__Records provided__.
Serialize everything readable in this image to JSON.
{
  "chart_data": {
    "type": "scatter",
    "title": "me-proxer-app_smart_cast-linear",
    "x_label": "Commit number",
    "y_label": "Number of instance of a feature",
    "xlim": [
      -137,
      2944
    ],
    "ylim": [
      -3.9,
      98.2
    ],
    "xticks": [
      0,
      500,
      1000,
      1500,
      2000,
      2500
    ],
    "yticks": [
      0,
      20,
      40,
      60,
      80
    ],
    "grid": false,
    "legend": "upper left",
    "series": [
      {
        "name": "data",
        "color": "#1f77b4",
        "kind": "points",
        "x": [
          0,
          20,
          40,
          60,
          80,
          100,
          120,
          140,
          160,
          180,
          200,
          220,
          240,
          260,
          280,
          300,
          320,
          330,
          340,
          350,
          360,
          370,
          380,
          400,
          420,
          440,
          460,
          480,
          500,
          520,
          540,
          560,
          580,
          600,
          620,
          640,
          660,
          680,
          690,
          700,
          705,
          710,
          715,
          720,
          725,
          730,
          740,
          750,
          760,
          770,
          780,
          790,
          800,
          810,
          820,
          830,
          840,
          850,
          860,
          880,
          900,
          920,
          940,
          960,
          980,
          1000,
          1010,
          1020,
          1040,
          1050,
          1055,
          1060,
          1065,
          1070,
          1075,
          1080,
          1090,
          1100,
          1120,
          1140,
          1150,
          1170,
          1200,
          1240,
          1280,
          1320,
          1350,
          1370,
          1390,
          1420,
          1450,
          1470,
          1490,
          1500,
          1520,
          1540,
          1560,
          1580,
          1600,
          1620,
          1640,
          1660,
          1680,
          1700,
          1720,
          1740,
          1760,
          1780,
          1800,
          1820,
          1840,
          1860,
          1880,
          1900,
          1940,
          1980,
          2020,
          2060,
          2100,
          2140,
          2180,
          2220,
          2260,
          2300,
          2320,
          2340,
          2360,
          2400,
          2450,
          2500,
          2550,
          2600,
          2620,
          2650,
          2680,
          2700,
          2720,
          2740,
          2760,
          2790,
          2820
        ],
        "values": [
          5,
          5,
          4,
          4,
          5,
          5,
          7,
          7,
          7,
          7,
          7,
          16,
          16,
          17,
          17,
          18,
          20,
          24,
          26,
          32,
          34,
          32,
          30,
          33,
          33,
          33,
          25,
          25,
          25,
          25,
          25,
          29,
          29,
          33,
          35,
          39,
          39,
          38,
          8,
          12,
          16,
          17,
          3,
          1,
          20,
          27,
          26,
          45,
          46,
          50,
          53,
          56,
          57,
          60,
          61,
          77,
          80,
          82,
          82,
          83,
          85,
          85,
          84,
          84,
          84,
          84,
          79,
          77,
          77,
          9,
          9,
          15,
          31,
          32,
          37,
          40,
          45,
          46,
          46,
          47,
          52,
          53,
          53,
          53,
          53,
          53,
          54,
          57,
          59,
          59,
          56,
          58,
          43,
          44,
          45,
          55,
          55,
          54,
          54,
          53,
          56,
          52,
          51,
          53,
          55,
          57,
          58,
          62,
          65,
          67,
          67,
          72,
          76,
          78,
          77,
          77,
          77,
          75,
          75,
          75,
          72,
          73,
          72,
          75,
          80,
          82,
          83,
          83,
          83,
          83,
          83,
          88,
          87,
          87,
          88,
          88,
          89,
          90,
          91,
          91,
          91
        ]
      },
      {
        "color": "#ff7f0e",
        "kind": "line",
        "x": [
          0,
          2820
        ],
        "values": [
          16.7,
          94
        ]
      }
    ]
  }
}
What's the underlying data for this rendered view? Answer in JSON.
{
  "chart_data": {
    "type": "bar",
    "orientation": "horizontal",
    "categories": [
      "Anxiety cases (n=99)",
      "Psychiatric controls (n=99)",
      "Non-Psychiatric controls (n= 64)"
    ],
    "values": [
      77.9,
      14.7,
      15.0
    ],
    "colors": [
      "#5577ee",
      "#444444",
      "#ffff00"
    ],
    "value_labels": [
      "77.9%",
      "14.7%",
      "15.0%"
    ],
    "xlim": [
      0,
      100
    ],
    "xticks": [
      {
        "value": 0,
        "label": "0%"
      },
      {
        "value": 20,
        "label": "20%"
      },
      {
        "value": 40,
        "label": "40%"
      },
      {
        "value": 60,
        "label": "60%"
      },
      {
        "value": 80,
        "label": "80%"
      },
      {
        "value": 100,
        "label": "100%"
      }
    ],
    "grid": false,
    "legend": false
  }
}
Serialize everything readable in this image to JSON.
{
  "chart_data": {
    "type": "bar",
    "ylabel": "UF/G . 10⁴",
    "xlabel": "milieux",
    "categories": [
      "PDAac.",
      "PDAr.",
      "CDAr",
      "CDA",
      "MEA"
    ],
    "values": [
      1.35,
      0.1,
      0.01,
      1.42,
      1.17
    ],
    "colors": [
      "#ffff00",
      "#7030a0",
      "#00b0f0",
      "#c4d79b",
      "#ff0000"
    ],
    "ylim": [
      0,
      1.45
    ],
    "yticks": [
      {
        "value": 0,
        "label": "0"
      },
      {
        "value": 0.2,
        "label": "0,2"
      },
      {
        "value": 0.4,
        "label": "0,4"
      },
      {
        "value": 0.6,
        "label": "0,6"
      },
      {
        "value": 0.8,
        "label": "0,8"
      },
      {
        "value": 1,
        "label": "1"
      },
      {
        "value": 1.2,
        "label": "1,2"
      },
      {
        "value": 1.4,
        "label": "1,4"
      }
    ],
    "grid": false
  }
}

__What to produce__. Work through the data and report how many of its lines hold the word "controls", giving only the figure.

__Exercise result__. 2